→ **TASK**:
Filter for the word "English" and keep each matching line.
# start of RECORDS TO PROCESS
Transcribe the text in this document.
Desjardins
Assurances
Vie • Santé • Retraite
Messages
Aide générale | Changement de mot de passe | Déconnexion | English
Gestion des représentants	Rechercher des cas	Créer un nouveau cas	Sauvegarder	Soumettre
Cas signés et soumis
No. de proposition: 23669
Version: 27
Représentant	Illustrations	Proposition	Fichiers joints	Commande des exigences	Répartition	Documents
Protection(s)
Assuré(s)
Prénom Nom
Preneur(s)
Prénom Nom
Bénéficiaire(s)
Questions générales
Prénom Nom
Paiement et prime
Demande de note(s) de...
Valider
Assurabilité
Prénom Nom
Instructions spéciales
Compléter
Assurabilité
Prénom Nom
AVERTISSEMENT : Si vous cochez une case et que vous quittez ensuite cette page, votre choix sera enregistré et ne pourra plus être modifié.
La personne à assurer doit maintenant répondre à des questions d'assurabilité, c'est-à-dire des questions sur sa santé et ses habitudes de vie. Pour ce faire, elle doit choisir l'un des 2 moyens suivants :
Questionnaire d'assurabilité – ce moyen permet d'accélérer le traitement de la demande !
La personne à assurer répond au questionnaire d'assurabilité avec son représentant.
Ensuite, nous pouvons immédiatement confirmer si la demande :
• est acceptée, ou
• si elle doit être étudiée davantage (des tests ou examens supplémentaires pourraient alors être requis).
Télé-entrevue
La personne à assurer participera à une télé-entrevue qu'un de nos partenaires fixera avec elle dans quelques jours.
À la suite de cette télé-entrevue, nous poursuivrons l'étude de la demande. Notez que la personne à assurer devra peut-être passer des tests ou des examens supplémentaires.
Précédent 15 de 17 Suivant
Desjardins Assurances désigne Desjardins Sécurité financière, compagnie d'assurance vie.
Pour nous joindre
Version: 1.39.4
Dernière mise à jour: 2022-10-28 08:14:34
# end of RECORDS TO PROCESS
# start of RECORDS TO PROCESS
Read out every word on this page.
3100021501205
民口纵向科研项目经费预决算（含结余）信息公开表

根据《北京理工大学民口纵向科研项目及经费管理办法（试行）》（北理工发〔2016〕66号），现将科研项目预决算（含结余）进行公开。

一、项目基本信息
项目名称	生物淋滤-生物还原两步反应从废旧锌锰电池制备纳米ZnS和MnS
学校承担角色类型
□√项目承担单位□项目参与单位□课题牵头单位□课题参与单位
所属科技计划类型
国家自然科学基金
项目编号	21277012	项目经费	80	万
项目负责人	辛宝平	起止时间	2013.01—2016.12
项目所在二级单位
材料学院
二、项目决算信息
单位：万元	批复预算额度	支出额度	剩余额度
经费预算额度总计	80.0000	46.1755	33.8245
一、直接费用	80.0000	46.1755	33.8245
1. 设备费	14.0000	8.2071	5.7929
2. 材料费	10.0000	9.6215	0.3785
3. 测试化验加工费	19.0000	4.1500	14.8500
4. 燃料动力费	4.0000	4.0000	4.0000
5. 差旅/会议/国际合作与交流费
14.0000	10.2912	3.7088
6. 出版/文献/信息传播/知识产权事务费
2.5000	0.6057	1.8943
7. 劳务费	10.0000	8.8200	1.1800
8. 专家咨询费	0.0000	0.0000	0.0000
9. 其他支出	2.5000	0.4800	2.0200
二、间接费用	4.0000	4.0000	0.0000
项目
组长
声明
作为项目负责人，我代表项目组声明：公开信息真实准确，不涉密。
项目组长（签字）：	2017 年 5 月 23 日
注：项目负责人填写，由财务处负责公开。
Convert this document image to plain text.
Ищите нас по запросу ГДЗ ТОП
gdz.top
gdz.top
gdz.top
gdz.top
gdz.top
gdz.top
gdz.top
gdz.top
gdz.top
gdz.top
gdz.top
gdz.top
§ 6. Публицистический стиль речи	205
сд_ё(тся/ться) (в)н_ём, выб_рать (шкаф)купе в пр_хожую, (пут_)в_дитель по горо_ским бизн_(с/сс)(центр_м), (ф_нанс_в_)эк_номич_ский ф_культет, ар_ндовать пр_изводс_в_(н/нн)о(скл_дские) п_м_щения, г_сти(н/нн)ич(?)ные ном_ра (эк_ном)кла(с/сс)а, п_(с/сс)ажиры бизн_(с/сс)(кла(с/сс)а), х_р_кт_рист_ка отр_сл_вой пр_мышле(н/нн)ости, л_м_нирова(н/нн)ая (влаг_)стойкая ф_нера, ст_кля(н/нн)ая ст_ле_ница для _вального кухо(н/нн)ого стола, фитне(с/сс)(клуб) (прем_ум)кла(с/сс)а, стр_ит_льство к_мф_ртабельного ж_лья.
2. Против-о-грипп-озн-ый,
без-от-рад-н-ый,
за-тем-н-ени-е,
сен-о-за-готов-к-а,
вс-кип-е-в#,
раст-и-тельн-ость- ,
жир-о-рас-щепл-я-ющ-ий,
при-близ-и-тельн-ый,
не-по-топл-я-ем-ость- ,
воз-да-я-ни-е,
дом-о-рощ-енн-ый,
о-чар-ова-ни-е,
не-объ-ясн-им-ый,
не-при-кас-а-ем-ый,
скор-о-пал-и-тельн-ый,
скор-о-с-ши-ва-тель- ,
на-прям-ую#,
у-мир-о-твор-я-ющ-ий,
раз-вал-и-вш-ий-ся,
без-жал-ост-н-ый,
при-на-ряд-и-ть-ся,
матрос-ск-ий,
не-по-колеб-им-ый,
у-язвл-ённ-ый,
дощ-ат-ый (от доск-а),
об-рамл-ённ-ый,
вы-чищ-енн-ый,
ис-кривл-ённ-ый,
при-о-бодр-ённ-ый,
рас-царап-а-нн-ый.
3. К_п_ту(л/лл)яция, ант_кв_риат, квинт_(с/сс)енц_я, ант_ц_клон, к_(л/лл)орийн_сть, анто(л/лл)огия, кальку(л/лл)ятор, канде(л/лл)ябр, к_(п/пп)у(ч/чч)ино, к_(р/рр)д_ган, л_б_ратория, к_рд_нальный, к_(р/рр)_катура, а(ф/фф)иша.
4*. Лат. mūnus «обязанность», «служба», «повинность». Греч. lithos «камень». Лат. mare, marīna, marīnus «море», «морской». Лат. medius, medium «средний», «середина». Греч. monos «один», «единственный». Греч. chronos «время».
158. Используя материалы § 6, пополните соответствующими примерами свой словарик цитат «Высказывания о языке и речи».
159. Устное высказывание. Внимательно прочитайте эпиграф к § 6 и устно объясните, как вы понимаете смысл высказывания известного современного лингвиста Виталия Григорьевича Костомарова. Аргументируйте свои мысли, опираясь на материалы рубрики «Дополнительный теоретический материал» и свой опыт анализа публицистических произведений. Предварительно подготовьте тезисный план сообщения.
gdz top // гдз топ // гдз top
# end of RECORDS TO PROCESS
# start of RECORDS TO PROCESS
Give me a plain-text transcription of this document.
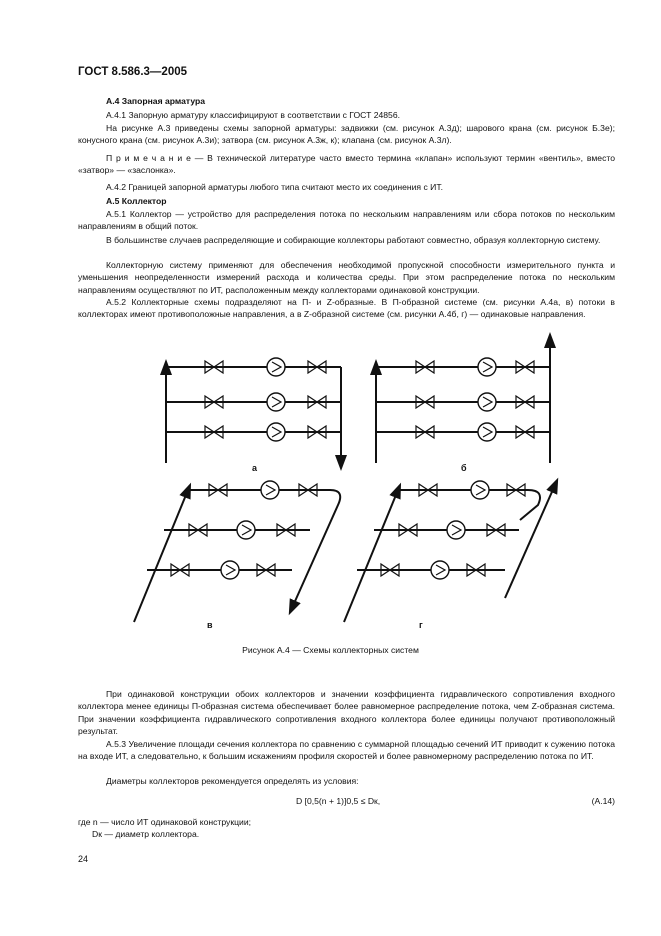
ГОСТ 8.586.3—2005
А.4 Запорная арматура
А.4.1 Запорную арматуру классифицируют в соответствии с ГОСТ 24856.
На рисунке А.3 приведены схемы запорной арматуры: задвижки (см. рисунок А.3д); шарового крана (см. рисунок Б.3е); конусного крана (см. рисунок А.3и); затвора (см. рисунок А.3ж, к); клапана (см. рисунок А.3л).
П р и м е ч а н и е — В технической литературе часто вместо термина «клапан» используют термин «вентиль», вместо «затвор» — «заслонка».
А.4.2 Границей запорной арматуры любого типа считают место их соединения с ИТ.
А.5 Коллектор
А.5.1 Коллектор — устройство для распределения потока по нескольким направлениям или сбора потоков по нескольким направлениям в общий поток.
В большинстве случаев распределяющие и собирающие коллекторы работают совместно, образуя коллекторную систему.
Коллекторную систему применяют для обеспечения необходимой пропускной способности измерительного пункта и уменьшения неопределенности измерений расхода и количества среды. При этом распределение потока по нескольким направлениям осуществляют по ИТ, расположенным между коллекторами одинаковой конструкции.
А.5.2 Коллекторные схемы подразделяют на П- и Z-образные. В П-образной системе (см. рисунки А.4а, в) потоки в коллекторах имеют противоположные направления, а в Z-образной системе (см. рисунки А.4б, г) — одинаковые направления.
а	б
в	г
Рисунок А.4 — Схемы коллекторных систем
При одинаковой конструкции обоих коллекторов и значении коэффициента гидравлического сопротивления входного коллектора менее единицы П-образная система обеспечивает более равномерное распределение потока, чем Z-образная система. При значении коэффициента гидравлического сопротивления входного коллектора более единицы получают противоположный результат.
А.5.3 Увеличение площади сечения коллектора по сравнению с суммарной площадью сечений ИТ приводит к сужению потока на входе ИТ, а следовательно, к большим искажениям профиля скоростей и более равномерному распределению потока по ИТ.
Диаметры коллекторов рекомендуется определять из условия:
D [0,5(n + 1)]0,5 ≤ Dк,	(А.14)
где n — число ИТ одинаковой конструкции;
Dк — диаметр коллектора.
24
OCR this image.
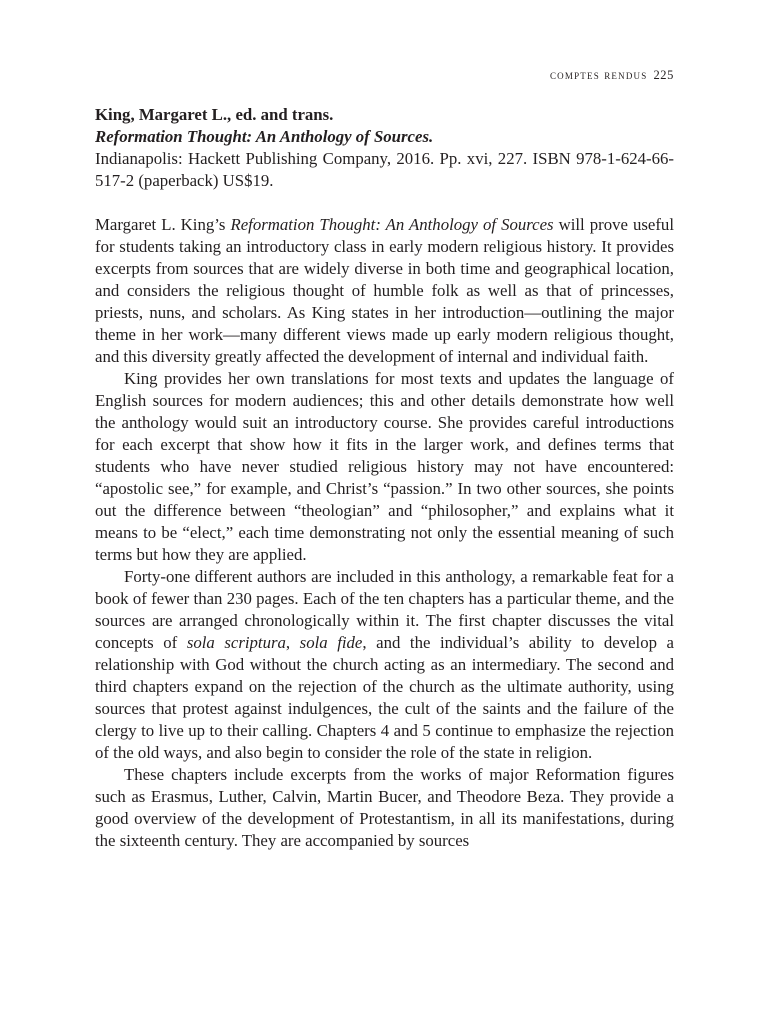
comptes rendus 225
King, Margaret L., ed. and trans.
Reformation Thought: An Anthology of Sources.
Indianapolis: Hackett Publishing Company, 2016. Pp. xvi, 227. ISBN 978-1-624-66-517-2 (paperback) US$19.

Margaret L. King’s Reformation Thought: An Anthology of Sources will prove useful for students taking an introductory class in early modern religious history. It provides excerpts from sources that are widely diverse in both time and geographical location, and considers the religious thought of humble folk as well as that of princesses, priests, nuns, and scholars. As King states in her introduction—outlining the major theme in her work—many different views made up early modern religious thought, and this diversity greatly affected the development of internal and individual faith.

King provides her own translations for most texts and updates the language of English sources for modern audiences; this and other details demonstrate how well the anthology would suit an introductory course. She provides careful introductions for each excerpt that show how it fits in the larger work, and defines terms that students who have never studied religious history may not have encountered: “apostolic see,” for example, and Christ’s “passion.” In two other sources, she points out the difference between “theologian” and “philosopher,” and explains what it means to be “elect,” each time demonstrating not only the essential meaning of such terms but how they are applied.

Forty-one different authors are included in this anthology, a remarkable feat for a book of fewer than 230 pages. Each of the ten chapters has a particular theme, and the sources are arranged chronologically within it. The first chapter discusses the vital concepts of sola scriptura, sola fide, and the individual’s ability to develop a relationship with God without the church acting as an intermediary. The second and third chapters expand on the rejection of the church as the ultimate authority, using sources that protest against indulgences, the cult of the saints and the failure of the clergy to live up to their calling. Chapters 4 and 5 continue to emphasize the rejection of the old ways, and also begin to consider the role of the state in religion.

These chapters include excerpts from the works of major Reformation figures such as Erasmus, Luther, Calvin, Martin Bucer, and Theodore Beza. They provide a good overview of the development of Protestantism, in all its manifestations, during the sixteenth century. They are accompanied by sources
# end of RECORDS TO PROCESS
→ **REPLY TO THE EXERCISE**:
Aide générale | Changement de mot de passe | Déconnexion | English
King provides her own translations for most texts and updates the language of English sources for modern audiences; this and other details demonstrate how well the anthology would suit an introductory course. She provides careful introductions for each excerpt that show how it fits in the larger work, and defines terms that students who have never studied religious history may not have encountered: “apostolic see,” for example, and Christ’s “passion.” In two other sources, she points out the difference between “theologian” and “philosopher,” and explains what it means to be “elect,” each time demonstrating not only the essential meaning of such terms but how they are applied.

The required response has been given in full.